> [Input data]
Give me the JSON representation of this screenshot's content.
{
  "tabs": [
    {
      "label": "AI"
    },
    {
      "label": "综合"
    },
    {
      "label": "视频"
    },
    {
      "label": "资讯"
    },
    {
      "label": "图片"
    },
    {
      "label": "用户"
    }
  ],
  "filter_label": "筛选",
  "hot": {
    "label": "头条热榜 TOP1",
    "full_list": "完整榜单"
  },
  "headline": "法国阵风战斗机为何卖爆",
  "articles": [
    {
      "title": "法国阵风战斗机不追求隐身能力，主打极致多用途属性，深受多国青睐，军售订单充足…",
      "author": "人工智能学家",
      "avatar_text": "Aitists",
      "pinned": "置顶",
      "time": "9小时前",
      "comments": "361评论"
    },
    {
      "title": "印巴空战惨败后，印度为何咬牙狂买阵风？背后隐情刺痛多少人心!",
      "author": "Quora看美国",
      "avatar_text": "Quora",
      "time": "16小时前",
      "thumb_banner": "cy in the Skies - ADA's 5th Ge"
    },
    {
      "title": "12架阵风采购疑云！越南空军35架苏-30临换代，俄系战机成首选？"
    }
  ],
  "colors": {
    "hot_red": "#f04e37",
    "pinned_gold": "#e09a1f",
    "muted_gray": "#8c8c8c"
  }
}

> [Exercise prompt] Faithfully copy every entry, leaving nothing out.

> [Solved problem]
Give me the JSON representation of this screenshot's content.
{
  "tabs": [
    {
      "label": "AI"
    },
    {
      "label": "综合"
    },
    {
      "label": "视频"
    },
    {
      "label": "资讯"
    },
    {
      "label": "图片"
    },
    {
      "label": "用户"
    }
  ],
  "filter_label": "筛选",
  "hot": {
    "label": "头条热榜 TOP1",
    "full_list": "完整榜单"
  },
  "headline": "法国阵风战斗机为何卖爆",
  "articles": [
    {
      "title": "法国阵风战斗机不追求隐身能力，主打极致多用途属性，深受多国青睐，军售订单充足…",
      "author": "人工智能学家",
      "avatar_text": "Aitists",
      "pinned": "置顶",
      "time": "9小时前",
      "comments": "361评论"
    },
    {
      "title": "印巴空战惨败后，印度为何咬牙狂买阵风？背后隐情刺痛多少人心!",
      "author": "Quora看美国",
      "avatar_text": "Quora",
      "time": "16小时前",
      "thumb_banner": "cy in the Skies - ADA's 5th Ge"
    },
    {
      "title": "12架阵风采购疑云！越南空军35架苏-30临换代，俄系战机成首选？"
    }
  ],
  "colors": {
    "hot_red": "#f04e37",
    "pinned_gold": "#e09a1f",
    "muted_gray": "#8c8c8c"
  }
}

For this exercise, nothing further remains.